**Exercise prompt**. Output the records exactly as they appear, with no pictures included.

**Supplied material**.

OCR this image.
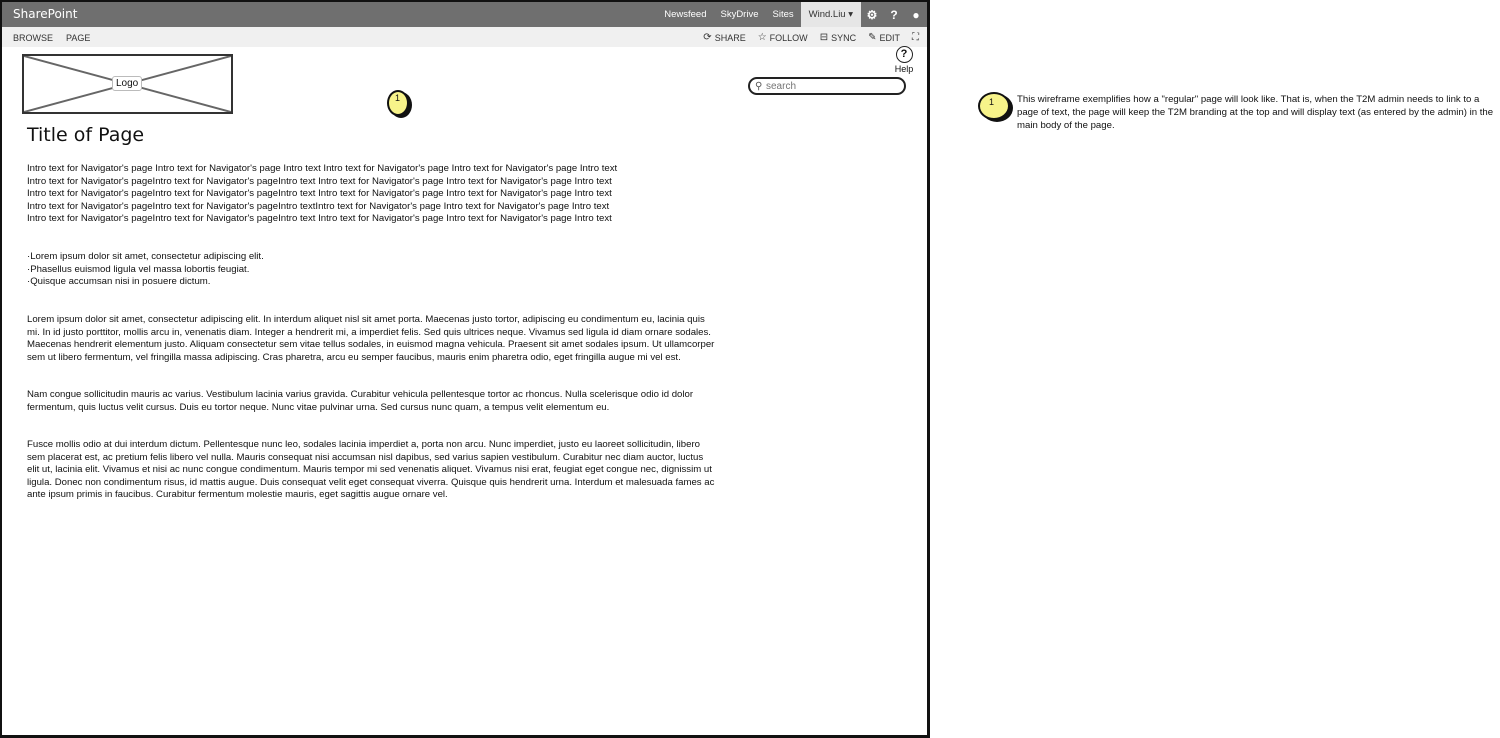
SharePoint	Newsfeed	SkyDrive	Sites	Wind.Liu ▾	⚙	?	●
BROWSE PAGE	⟳ SHARE ☆ FOLLOW ⊟ SYNC ✎ EDIT ⛶
Logo
?
Help
⚲
search
1
Title of Page
Intro text for Navigator's page Intro text for Navigator's page Intro text Intro text for Navigator's page Intro text for Navigator's page Intro text
Intro text for Navigator's pageIntro text for Navigator's pageIntro text Intro text for Navigator's page Intro text for Navigator's page Intro text
Intro text for Navigator's pageIntro text for Navigator's pageIntro text Intro text for Navigator's page Intro text for Navigator's page Intro text
Intro text for Navigator's pageIntro text for Navigator's pageIntro textIntro text for Navigator's page Intro text for Navigator's page Intro text
Intro text for Navigator's pageIntro text for Navigator's pageIntro text Intro text for Navigator's page Intro text for Navigator's page Intro text
·Lorem ipsum dolor sit amet, consectetur adipiscing elit.
·Phasellus euismod ligula vel massa lobortis feugiat.
·Quisque accumsan nisi in posuere dictum.
Lorem ipsum dolor sit amet, consectetur adipiscing elit. In interdum aliquet nisl sit amet porta. Maecenas justo tortor, adipiscing eu condimentum eu, lacinia quis mi. In id justo porttitor, mollis arcu in, venenatis diam. Integer a hendrerit mi, a imperdiet felis. Sed quis ultrices neque. Vivamus sed ligula id diam ornare sodales. Maecenas hendrerit elementum justo. Aliquam consectetur sem vitae tellus sodales, in euismod magna vehicula. Praesent sit amet sodales ipsum. Ut ullamcorper sem ut libero fermentum, vel fringilla massa adipiscing. Cras pharetra, arcu eu semper faucibus, mauris enim pharetra odio, eget fringilla augue mi vel est.
Nam congue sollicitudin mauris ac varius. Vestibulum lacinia varius gravida. Curabitur vehicula pellentesque tortor ac rhoncus. Nulla scelerisque odio id dolor fermentum, quis luctus velit cursus. Duis eu tortor neque. Nunc vitae pulvinar urna. Sed cursus nunc quam, a tempus velit elementum eu.
Fusce mollis odio at dui interdum dictum. Pellentesque nunc leo, sodales lacinia imperdiet a, porta non arcu. Nunc imperdiet, justo eu laoreet sollicitudin, libero sem placerat est, ac pretium felis libero vel nulla. Mauris consequat nisi accumsan nisl dapibus, sed varius sapien vestibulum. Curabitur nec diam auctor, luctus elit ut, lacinia elit. Vivamus et nisi ac nunc congue condimentum. Mauris tempor mi sed venenatis aliquet. Vivamus nisi erat, feugiat eget congue nec, dignissim ut ligula. Donec non condimentum risus, id mattis augue. Duis consequat velit eget consequat viverra. Quisque quis hendrerit urna. Interdum et malesuada fames ac ante ipsum primis in faucibus. Curabitur fermentum molestie mauris, eget sagittis augue ornare vel.
1 This wireframe exemplifies how a "regular" page will look like. That is, when the T2M admin needs to link to a page of text, the page will keep the T2M branding at the top and will display text (as entered by the admin) in the main body of the page.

**Exercise response**.
OCR this image.
SharePoint	Newsfeed	SkyDrive	Sites	Wind.Liu ▾	⚙	?	●
BROWSE PAGE	⟳ SHARE ☆ FOLLOW ⊟ SYNC ✎ EDIT ⛶
Logo
?
Help
⚲
search
1
Title of Page
Intro text for Navigator's page Intro text for Navigator's page Intro text Intro text for Navigator's page Intro text for Navigator's page Intro text
Intro text for Navigator's pageIntro text for Navigator's pageIntro text Intro text for Navigator's page Intro text for Navigator's page Intro text
Intro text for Navigator's pageIntro text for Navigator's pageIntro text Intro text for Navigator's page Intro text for Navigator's page Intro text
Intro text for Navigator's pageIntro text for Navigator's pageIntro textIntro text for Navigator's page Intro text for Navigator's page Intro text
Intro text for Navigator's pageIntro text for Navigator's pageIntro text Intro text for Navigator's page Intro text for Navigator's page Intro text
·Lorem ipsum dolor sit amet, consectetur adipiscing elit.
·Phasellus euismod ligula vel massa lobortis feugiat.
·Quisque accumsan nisi in posuere dictum.
Lorem ipsum dolor sit amet, consectetur adipiscing elit. In interdum aliquet nisl sit amet porta. Maecenas justo tortor, adipiscing eu condimentum eu, lacinia quis mi. In id justo porttitor, mollis arcu in, venenatis diam. Integer a hendrerit mi, a imperdiet felis. Sed quis ultrices neque. Vivamus sed ligula id diam ornare sodales. Maecenas hendrerit elementum justo. Aliquam consectetur sem vitae tellus sodales, in euismod magna vehicula. Praesent sit amet sodales ipsum. Ut ullamcorper sem ut libero fermentum, vel fringilla massa adipiscing. Cras pharetra, arcu eu semper faucibus, mauris enim pharetra odio, eget fringilla augue mi vel est.
Nam congue sollicitudin mauris ac varius. Vestibulum lacinia varius gravida. Curabitur vehicula pellentesque tortor ac rhoncus. Nulla scelerisque odio id dolor fermentum, quis luctus velit cursus. Duis eu tortor neque. Nunc vitae pulvinar urna. Sed cursus nunc quam, a tempus velit elementum eu.
Fusce mollis odio at dui interdum dictum. Pellentesque nunc leo, sodales lacinia imperdiet a, porta non arcu. Nunc imperdiet, justo eu laoreet sollicitudin, libero sem placerat est, ac pretium felis libero vel nulla. Mauris consequat nisi accumsan nisl dapibus, sed varius sapien vestibulum. Curabitur nec diam auctor, luctus elit ut, lacinia elit. Vivamus et nisi ac nunc congue condimentum. Mauris tempor mi sed venenatis aliquet. Vivamus nisi erat, feugiat eget congue nec, dignissim ut ligula. Donec non condimentum risus, id mattis augue. Duis consequat velit eget consequat viverra. Quisque quis hendrerit urna. Interdum et malesuada fames ac ante ipsum primis in faucibus. Curabitur fermentum molestie mauris, eget sagittis augue ornare vel.
1 This wireframe exemplifies how a "regular" page will look like. That is, when the T2M admin needs to link to a page of text, the page will keep the T2M branding at the top and will display text (as entered by the admin) in the main body of the page.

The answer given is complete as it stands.